▸ Uygulanacak Talimatlar: Satırların başından "- list-item-text: Specifications" ifadesini içeren satıra kadar, her iki uç da dâhil olmak üzere, tüm satırları hiçbir değişiklik yapmadan yineleyiniz.

Bir veri kümesinden alınan satırlar:
+ + + +
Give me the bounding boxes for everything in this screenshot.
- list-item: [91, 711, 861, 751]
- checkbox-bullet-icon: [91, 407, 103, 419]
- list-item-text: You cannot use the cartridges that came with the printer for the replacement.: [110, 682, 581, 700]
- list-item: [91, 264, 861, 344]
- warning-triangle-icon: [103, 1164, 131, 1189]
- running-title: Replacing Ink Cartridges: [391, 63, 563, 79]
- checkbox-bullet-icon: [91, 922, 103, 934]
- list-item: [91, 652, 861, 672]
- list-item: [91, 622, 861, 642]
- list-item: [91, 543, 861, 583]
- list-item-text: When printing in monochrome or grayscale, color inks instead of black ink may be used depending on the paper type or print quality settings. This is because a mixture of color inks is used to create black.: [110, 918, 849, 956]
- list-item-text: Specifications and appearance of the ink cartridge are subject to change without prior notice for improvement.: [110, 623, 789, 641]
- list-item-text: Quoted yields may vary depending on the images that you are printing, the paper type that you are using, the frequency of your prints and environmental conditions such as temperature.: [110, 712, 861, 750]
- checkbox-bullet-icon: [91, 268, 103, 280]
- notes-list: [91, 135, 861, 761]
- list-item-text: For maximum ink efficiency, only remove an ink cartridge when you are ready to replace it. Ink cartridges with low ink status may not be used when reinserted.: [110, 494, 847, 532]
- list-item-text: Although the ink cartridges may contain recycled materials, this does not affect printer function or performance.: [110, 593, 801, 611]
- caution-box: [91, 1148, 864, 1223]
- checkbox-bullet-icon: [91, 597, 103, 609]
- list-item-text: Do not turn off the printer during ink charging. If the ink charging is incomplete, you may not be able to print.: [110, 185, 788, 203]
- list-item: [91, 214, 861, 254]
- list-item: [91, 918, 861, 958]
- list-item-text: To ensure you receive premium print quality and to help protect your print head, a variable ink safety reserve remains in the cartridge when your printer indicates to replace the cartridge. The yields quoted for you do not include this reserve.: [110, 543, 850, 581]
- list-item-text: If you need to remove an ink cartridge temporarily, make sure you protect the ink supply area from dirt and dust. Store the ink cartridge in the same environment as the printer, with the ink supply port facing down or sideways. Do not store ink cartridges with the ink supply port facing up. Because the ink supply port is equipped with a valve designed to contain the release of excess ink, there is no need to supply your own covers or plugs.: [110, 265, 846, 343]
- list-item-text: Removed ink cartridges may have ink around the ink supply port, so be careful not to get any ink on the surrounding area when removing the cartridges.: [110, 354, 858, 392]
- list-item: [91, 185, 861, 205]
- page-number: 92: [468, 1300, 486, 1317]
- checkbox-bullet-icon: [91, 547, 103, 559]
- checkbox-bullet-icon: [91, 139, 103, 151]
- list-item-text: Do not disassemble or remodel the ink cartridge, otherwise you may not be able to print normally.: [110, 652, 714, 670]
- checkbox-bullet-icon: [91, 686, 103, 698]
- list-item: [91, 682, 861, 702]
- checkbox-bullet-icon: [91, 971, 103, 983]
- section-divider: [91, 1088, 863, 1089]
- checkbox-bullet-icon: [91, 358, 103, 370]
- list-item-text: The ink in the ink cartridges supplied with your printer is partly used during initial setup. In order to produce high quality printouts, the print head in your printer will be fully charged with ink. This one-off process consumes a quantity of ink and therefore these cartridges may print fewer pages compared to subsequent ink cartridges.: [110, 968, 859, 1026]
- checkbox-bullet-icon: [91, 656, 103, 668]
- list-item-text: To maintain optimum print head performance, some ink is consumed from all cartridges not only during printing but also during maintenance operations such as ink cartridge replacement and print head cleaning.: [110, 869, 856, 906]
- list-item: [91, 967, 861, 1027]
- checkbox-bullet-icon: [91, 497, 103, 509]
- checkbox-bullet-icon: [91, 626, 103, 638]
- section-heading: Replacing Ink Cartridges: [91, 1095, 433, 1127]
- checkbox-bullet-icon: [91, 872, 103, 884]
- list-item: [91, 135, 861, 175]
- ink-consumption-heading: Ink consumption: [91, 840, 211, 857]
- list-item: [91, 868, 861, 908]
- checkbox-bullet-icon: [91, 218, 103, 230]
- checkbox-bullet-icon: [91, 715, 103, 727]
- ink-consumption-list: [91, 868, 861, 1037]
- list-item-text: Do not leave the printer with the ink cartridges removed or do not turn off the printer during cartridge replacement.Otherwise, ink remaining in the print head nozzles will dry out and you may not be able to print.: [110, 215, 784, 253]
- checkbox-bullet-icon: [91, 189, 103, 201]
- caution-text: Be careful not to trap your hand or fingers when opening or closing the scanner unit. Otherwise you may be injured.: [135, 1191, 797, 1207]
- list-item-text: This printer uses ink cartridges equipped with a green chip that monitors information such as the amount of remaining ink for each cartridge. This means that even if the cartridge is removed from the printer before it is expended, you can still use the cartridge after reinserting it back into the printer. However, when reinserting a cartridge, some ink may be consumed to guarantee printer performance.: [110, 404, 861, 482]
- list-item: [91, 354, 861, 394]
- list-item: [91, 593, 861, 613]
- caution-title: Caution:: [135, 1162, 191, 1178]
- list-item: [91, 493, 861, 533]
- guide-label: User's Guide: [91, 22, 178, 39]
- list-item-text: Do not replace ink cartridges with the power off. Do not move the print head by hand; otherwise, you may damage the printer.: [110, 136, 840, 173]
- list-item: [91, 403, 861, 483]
+ + + +
▸ Alıştırmanın Yanıtı:
Give me the bounding boxes for everything in this screenshot.
- list-item: [91, 711, 861, 751]
- checkbox-bullet-icon: [91, 407, 103, 419]
- list-item-text: You cannot use the cartridges that came with the printer for the replacement.: [110, 682, 581, 700]
- list-item: [91, 264, 861, 344]
- warning-triangle-icon: [103, 1164, 131, 1189]
- running-title: Replacing Ink Cartridges: [391, 63, 563, 79]
- checkbox-bullet-icon: [91, 922, 103, 934]
- list-item: [91, 652, 861, 672]
- list-item: [91, 622, 861, 642]
- list-item: [91, 543, 861, 583]
- list-item-text: When printing in monochrome or grayscale, color inks instead of black ink may be used depending on the paper type or print quality settings. This is because a mixture of color inks is used to create black.: [110, 918, 849, 956]
- list-item-text: Specifications and appearance of the ink cartridge are subject to change without prior notice for improvement.: [110, 623, 789, 641]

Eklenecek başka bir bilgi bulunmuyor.